Exercise brief: Count the lines in the items below that contain the string "COMPOSITE", with case counting, and give only the number.

Provided entries:

+--

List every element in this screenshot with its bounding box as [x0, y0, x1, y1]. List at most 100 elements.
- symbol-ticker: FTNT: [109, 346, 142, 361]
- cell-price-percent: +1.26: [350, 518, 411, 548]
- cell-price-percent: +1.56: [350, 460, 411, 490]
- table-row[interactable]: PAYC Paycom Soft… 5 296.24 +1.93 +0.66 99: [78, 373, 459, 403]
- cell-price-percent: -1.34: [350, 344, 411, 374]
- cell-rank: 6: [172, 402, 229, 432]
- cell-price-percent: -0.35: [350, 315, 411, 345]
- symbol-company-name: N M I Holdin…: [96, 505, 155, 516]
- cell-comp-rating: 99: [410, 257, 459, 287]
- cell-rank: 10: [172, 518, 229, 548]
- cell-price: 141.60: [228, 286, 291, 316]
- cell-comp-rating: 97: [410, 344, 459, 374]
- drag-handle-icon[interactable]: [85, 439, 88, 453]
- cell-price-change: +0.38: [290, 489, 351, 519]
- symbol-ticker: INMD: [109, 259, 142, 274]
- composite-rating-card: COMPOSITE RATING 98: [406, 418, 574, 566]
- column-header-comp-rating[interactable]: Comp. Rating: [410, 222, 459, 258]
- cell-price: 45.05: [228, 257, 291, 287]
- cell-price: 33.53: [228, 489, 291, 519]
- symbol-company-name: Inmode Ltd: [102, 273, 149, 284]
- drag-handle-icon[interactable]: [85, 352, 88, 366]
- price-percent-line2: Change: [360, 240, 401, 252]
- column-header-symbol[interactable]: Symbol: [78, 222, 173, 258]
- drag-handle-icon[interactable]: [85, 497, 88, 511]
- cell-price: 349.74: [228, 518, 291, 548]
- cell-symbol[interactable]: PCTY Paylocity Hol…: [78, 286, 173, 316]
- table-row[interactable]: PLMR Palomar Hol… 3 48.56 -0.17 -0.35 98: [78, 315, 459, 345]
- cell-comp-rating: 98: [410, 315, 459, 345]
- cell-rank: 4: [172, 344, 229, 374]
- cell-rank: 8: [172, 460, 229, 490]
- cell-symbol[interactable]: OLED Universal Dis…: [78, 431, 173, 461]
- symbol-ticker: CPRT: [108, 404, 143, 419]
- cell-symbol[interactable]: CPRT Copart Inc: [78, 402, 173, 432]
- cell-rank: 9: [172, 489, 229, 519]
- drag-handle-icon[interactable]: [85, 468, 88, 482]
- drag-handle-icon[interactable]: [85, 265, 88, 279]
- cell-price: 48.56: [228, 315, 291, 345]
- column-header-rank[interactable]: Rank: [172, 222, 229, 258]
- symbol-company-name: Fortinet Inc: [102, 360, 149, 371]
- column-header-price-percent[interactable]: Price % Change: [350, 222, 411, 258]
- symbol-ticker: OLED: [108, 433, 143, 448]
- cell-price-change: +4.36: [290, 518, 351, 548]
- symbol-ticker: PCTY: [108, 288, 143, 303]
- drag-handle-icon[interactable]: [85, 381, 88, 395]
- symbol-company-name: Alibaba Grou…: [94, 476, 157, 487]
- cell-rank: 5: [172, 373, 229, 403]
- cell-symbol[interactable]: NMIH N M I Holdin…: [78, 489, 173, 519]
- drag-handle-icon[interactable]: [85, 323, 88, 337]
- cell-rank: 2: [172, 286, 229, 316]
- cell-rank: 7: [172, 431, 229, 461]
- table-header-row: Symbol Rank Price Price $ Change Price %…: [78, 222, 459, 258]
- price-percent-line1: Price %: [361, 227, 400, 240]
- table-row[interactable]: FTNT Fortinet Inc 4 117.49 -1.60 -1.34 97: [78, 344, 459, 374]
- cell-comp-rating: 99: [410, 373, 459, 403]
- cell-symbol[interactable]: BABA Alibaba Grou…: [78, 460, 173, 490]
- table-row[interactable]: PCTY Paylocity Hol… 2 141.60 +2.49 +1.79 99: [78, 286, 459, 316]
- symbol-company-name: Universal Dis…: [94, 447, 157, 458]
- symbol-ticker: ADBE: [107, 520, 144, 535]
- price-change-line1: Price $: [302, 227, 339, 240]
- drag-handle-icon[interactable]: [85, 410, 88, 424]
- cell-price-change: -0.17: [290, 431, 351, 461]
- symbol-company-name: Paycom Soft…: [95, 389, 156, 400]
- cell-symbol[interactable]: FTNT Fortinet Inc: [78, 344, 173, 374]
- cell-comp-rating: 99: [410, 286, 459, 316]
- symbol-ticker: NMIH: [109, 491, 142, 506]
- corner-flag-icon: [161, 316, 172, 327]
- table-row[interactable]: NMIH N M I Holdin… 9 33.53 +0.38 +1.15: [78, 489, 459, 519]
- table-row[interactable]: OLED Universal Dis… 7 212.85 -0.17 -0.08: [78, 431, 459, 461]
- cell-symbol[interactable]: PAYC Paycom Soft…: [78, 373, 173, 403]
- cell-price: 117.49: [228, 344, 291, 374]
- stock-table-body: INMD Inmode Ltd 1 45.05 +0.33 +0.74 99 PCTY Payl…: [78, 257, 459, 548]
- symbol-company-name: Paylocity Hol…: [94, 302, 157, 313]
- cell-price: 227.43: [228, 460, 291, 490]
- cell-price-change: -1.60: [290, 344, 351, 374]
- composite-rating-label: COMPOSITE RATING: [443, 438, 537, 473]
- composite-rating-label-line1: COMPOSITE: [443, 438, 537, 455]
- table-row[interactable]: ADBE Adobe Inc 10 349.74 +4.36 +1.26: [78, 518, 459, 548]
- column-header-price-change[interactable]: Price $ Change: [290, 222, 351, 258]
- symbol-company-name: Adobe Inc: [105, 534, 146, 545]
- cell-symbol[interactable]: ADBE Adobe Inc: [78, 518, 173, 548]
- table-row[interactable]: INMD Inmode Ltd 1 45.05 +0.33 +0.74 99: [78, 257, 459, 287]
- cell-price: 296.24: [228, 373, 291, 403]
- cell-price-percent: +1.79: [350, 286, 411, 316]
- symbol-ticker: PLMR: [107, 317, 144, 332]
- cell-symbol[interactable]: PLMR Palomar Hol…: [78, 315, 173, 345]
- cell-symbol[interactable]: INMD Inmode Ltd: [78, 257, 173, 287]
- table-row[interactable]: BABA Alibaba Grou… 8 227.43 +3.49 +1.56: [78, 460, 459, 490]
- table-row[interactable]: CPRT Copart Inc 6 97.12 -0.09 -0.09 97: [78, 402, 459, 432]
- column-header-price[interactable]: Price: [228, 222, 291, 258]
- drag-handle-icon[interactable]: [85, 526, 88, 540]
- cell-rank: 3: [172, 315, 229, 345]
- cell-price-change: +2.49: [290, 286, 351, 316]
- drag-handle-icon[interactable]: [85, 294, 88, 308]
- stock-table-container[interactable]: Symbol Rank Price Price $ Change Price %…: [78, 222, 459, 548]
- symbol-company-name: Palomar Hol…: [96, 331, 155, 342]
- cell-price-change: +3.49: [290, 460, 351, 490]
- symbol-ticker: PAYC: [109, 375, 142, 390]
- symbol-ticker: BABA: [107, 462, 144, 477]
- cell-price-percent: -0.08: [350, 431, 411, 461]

+--

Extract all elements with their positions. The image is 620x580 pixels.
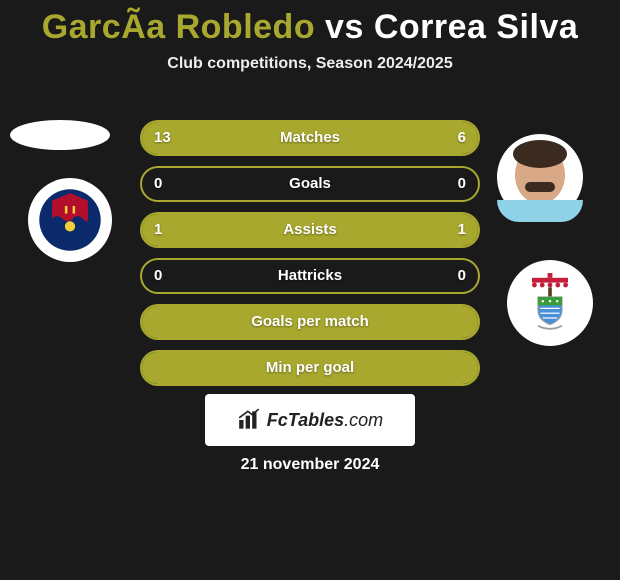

+--

Solution to this task: 3